• EXERCISE AIM
Copy every line that holds "Salary".

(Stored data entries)
····················

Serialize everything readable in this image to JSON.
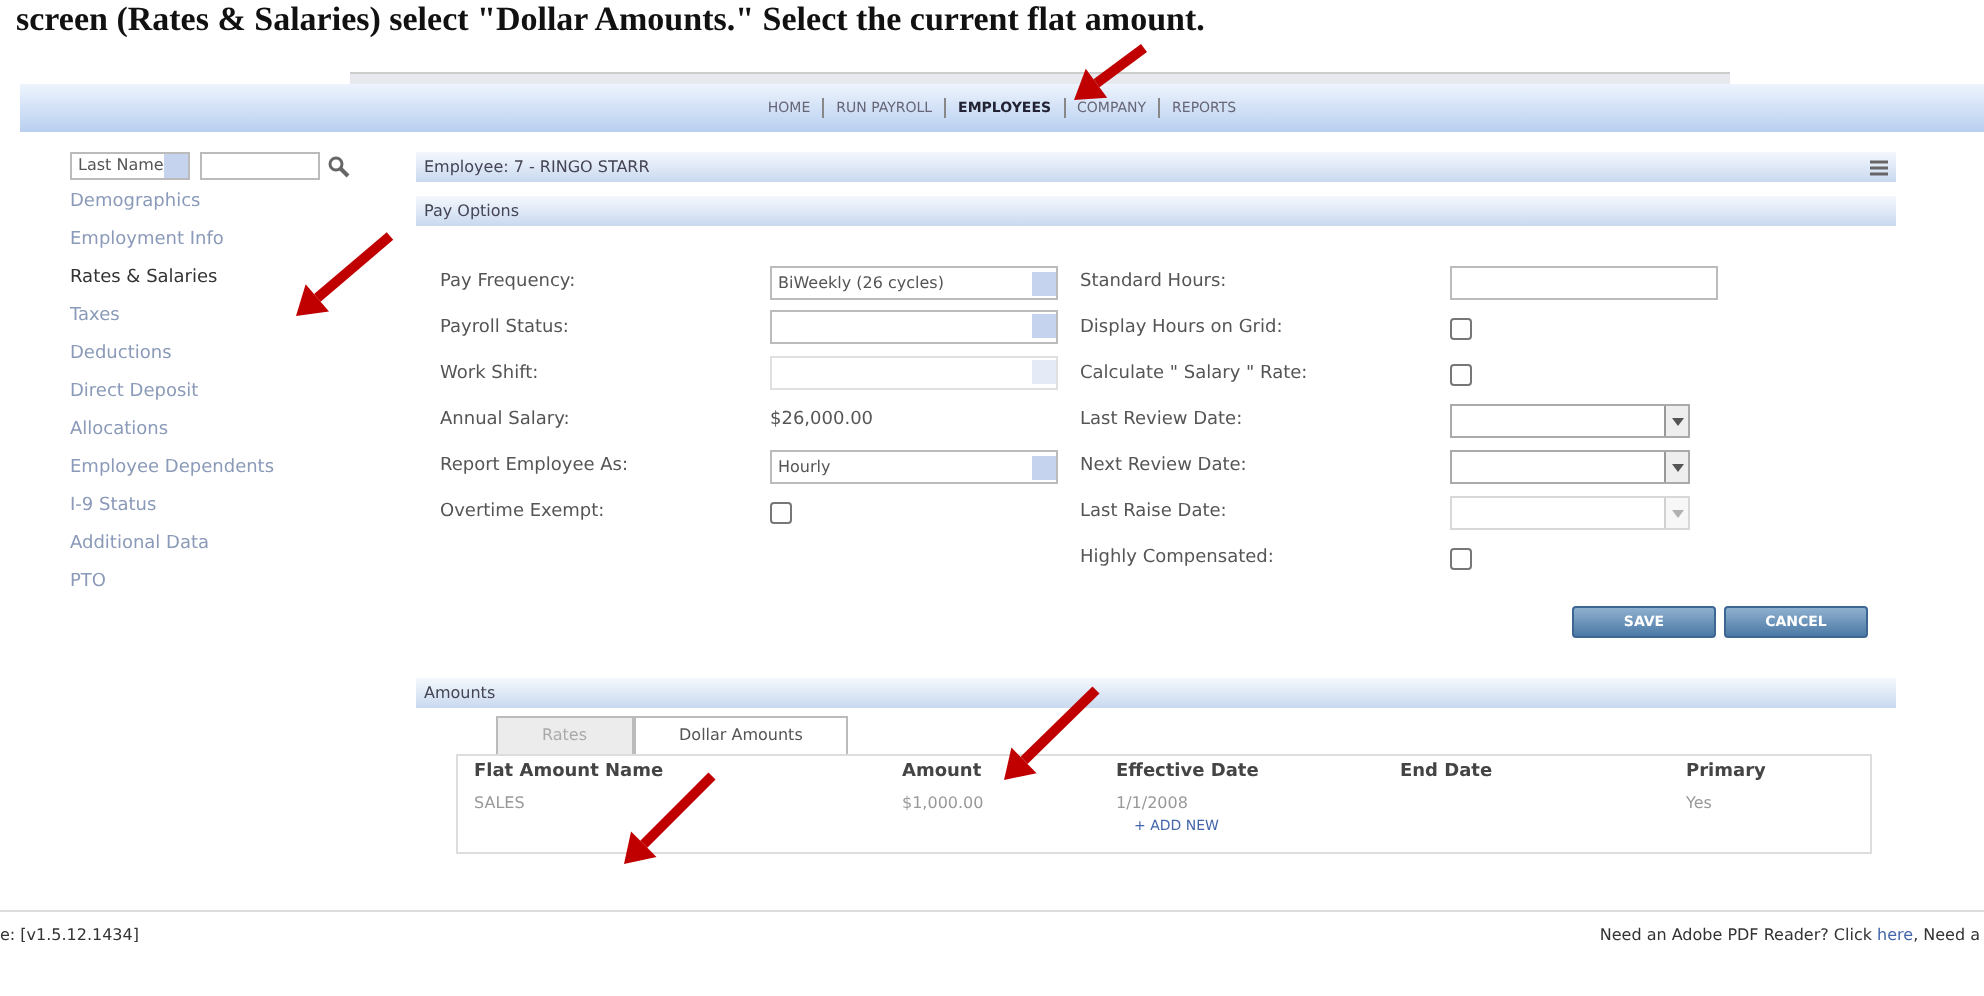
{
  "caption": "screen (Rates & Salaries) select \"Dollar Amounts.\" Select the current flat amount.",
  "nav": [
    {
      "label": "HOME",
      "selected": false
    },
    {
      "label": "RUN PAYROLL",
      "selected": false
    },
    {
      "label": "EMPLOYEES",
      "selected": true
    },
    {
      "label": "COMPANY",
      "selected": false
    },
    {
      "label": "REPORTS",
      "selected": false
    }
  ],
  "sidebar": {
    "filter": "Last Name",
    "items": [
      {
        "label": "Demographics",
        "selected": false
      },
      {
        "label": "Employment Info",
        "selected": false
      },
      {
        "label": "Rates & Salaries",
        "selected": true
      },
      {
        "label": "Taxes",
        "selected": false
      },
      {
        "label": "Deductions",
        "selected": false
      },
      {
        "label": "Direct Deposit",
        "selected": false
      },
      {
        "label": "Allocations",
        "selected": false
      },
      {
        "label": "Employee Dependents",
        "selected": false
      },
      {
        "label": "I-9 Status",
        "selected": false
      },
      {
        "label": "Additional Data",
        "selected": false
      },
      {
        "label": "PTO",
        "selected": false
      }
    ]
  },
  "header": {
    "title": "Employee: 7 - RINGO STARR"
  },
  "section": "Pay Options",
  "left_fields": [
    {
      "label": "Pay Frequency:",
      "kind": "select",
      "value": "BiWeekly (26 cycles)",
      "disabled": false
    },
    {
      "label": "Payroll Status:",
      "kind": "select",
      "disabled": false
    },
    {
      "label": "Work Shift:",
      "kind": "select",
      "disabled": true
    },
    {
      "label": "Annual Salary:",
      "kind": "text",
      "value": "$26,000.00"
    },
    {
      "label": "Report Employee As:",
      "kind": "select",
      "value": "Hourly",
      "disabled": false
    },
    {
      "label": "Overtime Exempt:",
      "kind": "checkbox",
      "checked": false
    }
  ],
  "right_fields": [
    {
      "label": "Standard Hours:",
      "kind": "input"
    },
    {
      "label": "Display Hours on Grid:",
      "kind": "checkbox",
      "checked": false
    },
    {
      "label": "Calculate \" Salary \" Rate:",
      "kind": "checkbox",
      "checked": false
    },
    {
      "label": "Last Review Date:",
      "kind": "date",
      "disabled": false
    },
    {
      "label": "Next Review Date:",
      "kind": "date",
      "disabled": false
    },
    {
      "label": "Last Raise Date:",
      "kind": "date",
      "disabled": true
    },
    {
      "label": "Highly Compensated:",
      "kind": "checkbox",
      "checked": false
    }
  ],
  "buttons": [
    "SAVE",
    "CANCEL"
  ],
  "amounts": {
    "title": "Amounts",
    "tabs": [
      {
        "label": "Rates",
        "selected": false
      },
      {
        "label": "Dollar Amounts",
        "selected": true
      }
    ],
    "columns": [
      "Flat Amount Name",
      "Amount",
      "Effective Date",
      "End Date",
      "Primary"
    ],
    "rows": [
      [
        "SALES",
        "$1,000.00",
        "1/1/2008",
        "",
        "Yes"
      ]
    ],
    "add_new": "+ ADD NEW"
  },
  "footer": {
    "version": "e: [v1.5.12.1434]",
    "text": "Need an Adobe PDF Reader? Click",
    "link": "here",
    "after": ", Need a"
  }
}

····················

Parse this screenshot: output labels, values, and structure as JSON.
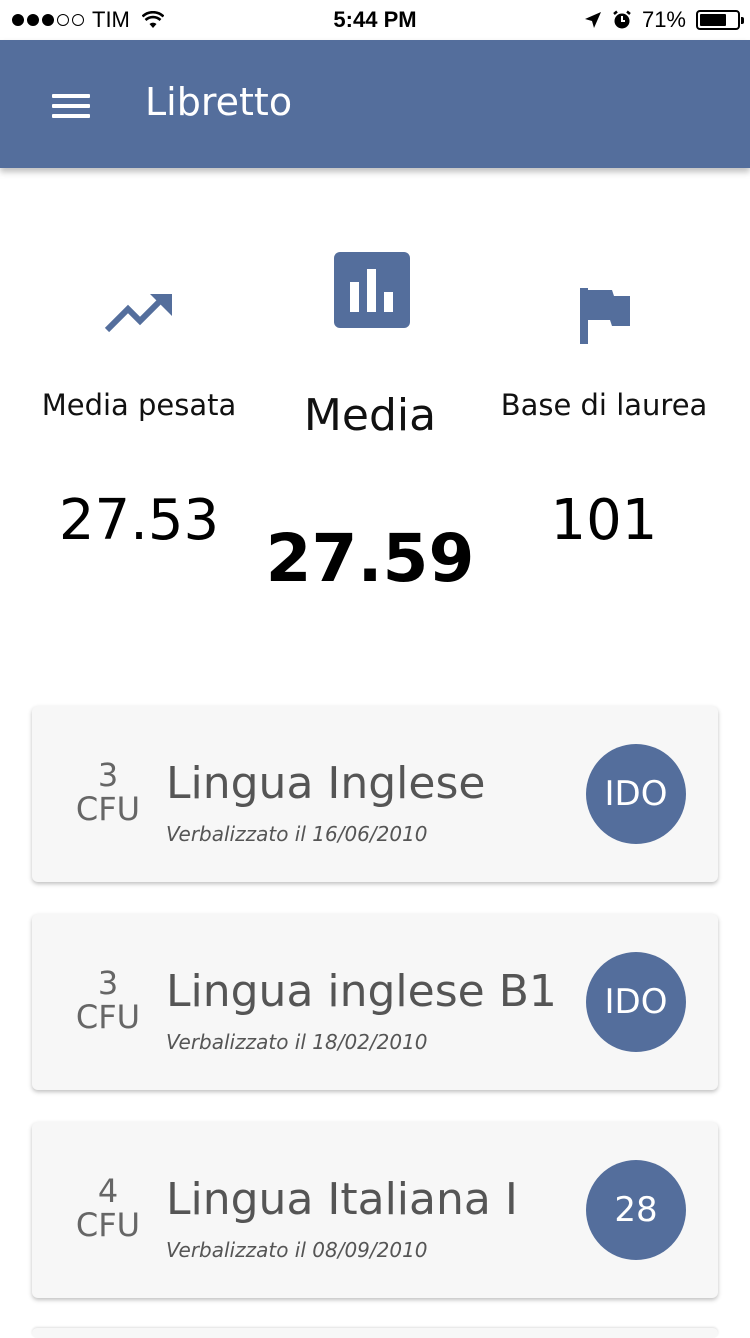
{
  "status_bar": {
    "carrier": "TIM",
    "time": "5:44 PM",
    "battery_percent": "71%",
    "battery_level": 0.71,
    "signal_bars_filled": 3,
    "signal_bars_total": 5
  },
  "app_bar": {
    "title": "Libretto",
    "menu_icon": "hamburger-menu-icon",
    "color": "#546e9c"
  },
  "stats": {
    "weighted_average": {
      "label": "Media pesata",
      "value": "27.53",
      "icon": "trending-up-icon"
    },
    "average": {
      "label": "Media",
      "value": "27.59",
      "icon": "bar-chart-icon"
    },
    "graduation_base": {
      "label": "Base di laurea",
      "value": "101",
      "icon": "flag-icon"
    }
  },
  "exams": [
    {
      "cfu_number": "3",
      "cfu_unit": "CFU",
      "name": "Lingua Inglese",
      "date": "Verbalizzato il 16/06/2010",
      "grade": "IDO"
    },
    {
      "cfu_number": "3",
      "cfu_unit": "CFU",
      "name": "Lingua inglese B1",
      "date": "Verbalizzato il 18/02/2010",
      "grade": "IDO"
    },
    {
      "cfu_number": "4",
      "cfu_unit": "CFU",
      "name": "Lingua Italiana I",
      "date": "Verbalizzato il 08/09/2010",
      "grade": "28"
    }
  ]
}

····················

• RESPONSE TO THE TASK
      "label": "Annual Salary:",
      "label": "Calculate \" Salary \" Rate:",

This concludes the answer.